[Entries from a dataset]
· · · · · · ·
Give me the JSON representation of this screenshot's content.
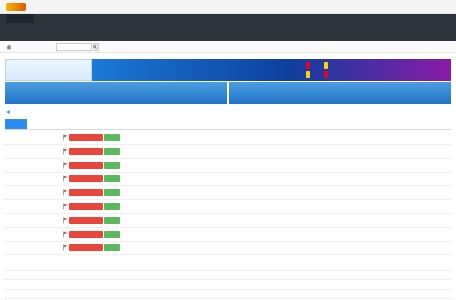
{
  "colors": {
    "nav_bg": "#2d343c",
    "accent": "#2d8cf0",
    "tag_red": "#e8463b",
    "tag_green": "#5cb85c",
    "hot_red": "#c0392b"
  },
  "icons": {
    "home": "home-icon",
    "notice": "speaker-icon",
    "flag": "flag-icon",
    "search": "search-icon"
  },
  "topbar": {
    "links": [
      "",
      "",
      ""
    ]
  },
  "nav": {
    "active_index": 0,
    "items": [
      "",
      "",
      "",
      "",
      "",
      "",
      "",
      "",
      "",
      "",
      "",
      "",
      "",
      "",
      "",
      "",
      "",
      "",
      "",
      "",
      "",
      "",
      "",
      "",
      "",
      "",
      "",
      "",
      "",
      "",
      "",
      "",
      "",
      "",
      "",
      "",
      "",
      "",
      "",
      "",
      "",
      "",
      "",
      "",
      ""
    ]
  },
  "subbar": {
    "breadcrumb": "",
    "search_placeholder": ""
  },
  "banners": {
    "brand": "",
    "brand_url": "",
    "headline": "",
    "chip_1": "",
    "chip_2": "",
    "chip_3": "",
    "chip_4": "",
    "slogan": "",
    "idle_1": "",
    "idle_2": ""
  },
  "notice": {
    "link": ""
  },
  "tabs": {
    "active": "",
    "other": ""
  },
  "threads": [
    {
      "tag": "",
      "badge": "",
      "badge2": "",
      "title": "",
      "by": "",
      "date": "",
      "stats": "",
      "stats2": ""
    },
    {
      "tag": "",
      "badge": "",
      "badge2": "",
      "title": "",
      "by": "",
      "date": "",
      "stats": "",
      "stats2": ""
    },
    {
      "tag": "",
      "badge": "",
      "badge2": "",
      "title": "",
      "by": "",
      "date": "",
      "stats": "",
      "stats2": ""
    },
    {
      "tag": "",
      "badge": "",
      "badge2": "",
      "title": "",
      "by": "",
      "date": "",
      "stats": "",
      "stats2": ""
    },
    {
      "tag": "",
      "badge": "",
      "badge2": "",
      "title": "",
      "by": "",
      "date": "",
      "stats": "",
      "stats2": ""
    },
    {
      "tag": "",
      "badge": "",
      "badge2": "",
      "title": "",
      "by": "",
      "date": "",
      "stats": "",
      "stats2": ""
    },
    {
      "tag": "",
      "badge": "",
      "badge2": "",
      "title": "",
      "by": "",
      "date": "",
      "stats": "",
      "stats2": ""
    },
    {
      "tag": "",
      "badge": "",
      "badge2": "",
      "title": "",
      "by": "",
      "date": "",
      "stats": "",
      "stats2": ""
    },
    {
      "tag": "",
      "badge": "",
      "badge2": "",
      "title": "",
      "by": "",
      "date": "",
      "stats": "",
      "stats2": ""
    }
  ],
  "releases": [
    {
      "cat": "",
      "year": "",
      "res": "",
      "code": "",
      "name": "",
      "date": "",
      "size": ""
    },
    {
      "cat": "",
      "year": "",
      "res": "",
      "code": "",
      "name": "",
      "date": "",
      "size": ""
    },
    {
      "cat": "",
      "year": "",
      "res": "",
      "code": "",
      "name": "",
      "date": "",
      "size": ""
    },
    {
      "cat": "",
      "year": "",
      "res": "",
      "code": "",
      "name": "",
      "date": "",
      "size": ""
    }
  ]
}
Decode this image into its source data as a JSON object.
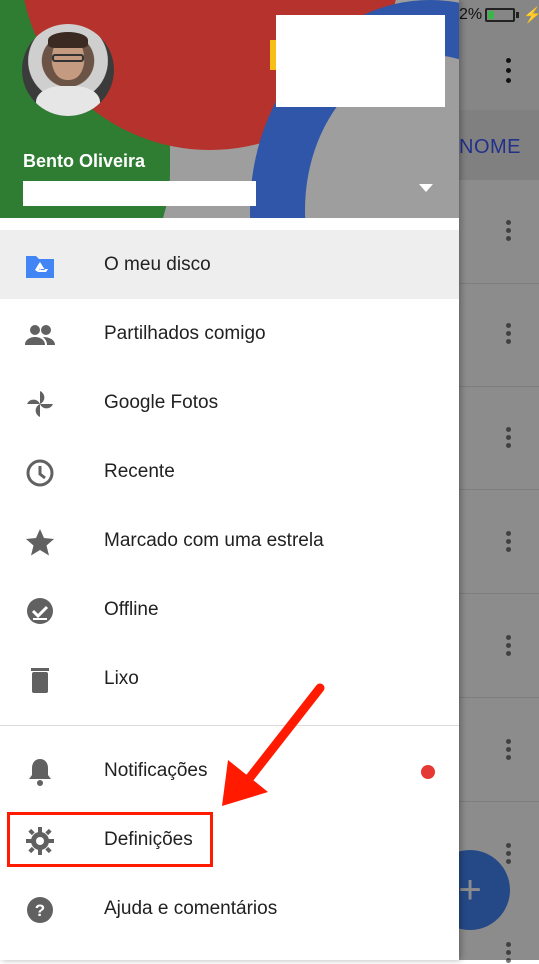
{
  "status_bar": {
    "battery_percent": "2%",
    "battery_level": 0.22
  },
  "background_app": {
    "sort_label": "NOME",
    "fab_label": "+"
  },
  "drawer": {
    "account": {
      "name": "Bento Oliveira"
    },
    "menu_items": [
      {
        "label": "O meu disco",
        "icon": "drive-folder-icon",
        "active": true
      },
      {
        "label": "Partilhados comigo",
        "icon": "people-icon"
      },
      {
        "label": "Google Fotos",
        "icon": "google-photos-icon"
      },
      {
        "label": "Recente",
        "icon": "clock-icon"
      },
      {
        "label": "Marcado com uma estrela",
        "icon": "star-icon"
      },
      {
        "label": "Offline",
        "icon": "offline-check-icon"
      },
      {
        "label": "Lixo",
        "icon": "trash-icon"
      }
    ],
    "secondary_items": [
      {
        "label": "Notificações",
        "icon": "bell-icon",
        "has_badge": true
      },
      {
        "label": "Definições",
        "icon": "gear-icon"
      },
      {
        "label": "Ajuda e comentários",
        "icon": "help-icon"
      }
    ]
  },
  "colors": {
    "accent": "#4285f4",
    "notification_badge": "#e53935",
    "annotation": "#ff1a00"
  }
}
· · · · · · ·
> **PROBLEM REQUIREMENTS**: Copy every line of the data exactly as written, excluding the pictures.

> **TASK RESULT**:
Give me the JSON representation of this screenshot's content.
{
  "colors": {
    "nav_bg": "#2d343c",
    "accent": "#2d8cf0",
    "tag_red": "#e8463b",
    "tag_green": "#5cb85c",
    "hot_red": "#c0392b"
  },
  "icons": {
    "home": "home-icon",
    "notice": "speaker-icon",
    "flag": "flag-icon",
    "search": "search-icon"
  },
  "topbar": {
    "links": [
      "",
      "",
      ""
    ]
  },
  "nav": {
    "active_index": 0,
    "items": [
      "",
      "",
      "",
      "",
      "",
      "",
      "",
      "",
      "",
      "",
      "",
      "",
      "",
      "",
      "",
      "",
      "",
      "",
      "",
      "",
      "",
      "",
      "",
      "",
      "",
      "",
      "",
      "",
      "",
      "",
      "",
      "",
      "",
      "",
      "",
      "",
      "",
      "",
      "",
      "",
      "",
      "",
      "",
      "",
      ""
    ]
  },
  "subbar": {
    "breadcrumb": "",
    "search_placeholder": ""
  },
  "banners": {
    "brand": "",
    "brand_url": "",
    "headline": "",
    "chip_1": "",
    "chip_2": "",
    "chip_3": "",
    "chip_4": "",
    "slogan": "",
    "idle_1": "",
    "idle_2": ""
  },
  "notice": {
    "link": ""
  },
  "tabs": {
    "active": "",
    "other": ""
  },
  "threads": [
    {
      "tag": "",
      "badge": "",
      "badge2": "",
      "title": "",
      "by": "",
      "date": "",
      "stats": "",
      "stats2": ""
    },
    {
      "tag": "",
      "badge": "",
      "badge2": "",
      "title": "",
      "by": "",
      "date": "",
      "stats": "",
      "stats2": ""
    },
    {
      "tag": "",
      "badge": "",
      "badge2": "",
      "title": "",
      "by": "",
      "date": "",
      "stats": "",
      "stats2": ""
    },
    {
      "tag": "",
      "badge": "",
      "badge2": "",
      "title": "",
      "by": "",
      "date": "",
      "stats": "",
      "stats2": ""
    },
    {
      "tag": "",
      "badge": "",
      "badge2": "",
      "title": "",
      "by": "",
      "date": "",
      "stats": "",
      "stats2": ""
    },
    {
      "tag": "",
      "badge": "",
      "badge2": "",
      "title": "",
      "by": "",
      "date": "",
      "stats": "",
      "stats2": ""
    },
    {
      "tag": "",
      "badge": "",
      "badge2": "",
      "title": "",
      "by": "",
      "date": "",
      "stats": "",
      "stats2": ""
    },
    {
      "tag": "",
      "badge": "",
      "badge2": "",
      "title": "",
      "by": "",
      "date": "",
      "stats": "",
      "stats2": ""
    },
    {
      "tag": "",
      "badge": "",
      "badge2": "",
      "title": "",
      "by": "",
      "date": "",
      "stats": "",
      "stats2": ""
    }
  ],
  "releases": [
    {
      "cat": "",
      "year": "",
      "res": "",
      "code": "",
      "name": "",
      "date": "",
      "size": ""
    },
    {
      "cat": "",
      "year": "",
      "res": "",
      "code": "",
      "name": "",
      "date": "",
      "size": ""
    },
    {
      "cat": "",
      "year": "",
      "res": "",
      "code": "",
      "name": "",
      "date": "",
      "size": ""
    },
    {
      "cat": "",
      "year": "",
      "res": "",
      "code": "",
      "name": "",
      "date": "",
      "size": ""
    }
  ]
}
Decode this image into its source data as a JSON object.
{
  "status_bar": {
    "battery_percent": "2%",
    "battery_level": 0.22
  },
  "background_app": {
    "sort_label": "NOME",
    "fab_label": "+"
  },
  "drawer": {
    "account": {
      "name": "Bento Oliveira"
    },
    "menu_items": [
      {
        "label": "O meu disco",
        "icon": "drive-folder-icon",
        "active": true
      },
      {
        "label": "Partilhados comigo",
        "icon": "people-icon"
      },
      {
        "label": "Google Fotos",
        "icon": "google-photos-icon"
      },
      {
        "label": "Recente",
        "icon": "clock-icon"
      },
      {
        "label": "Marcado com uma estrela",
        "icon": "star-icon"
      },
      {
        "label": "Offline",
        "icon": "offline-check-icon"
      },
      {
        "label": "Lixo",
        "icon": "trash-icon"
      }
    ],
    "secondary_items": [
      {
        "label": "Notificações",
        "icon": "bell-icon",
        "has_badge": true
      },
      {
        "label": "Definições",
        "icon": "gear-icon"
      },
      {
        "label": "Ajuda e comentários",
        "icon": "help-icon"
      }
    ]
  },
  "colors": {
    "accent": "#4285f4",
    "notification_badge": "#e53935",
    "annotation": "#ff1a00"
  }
}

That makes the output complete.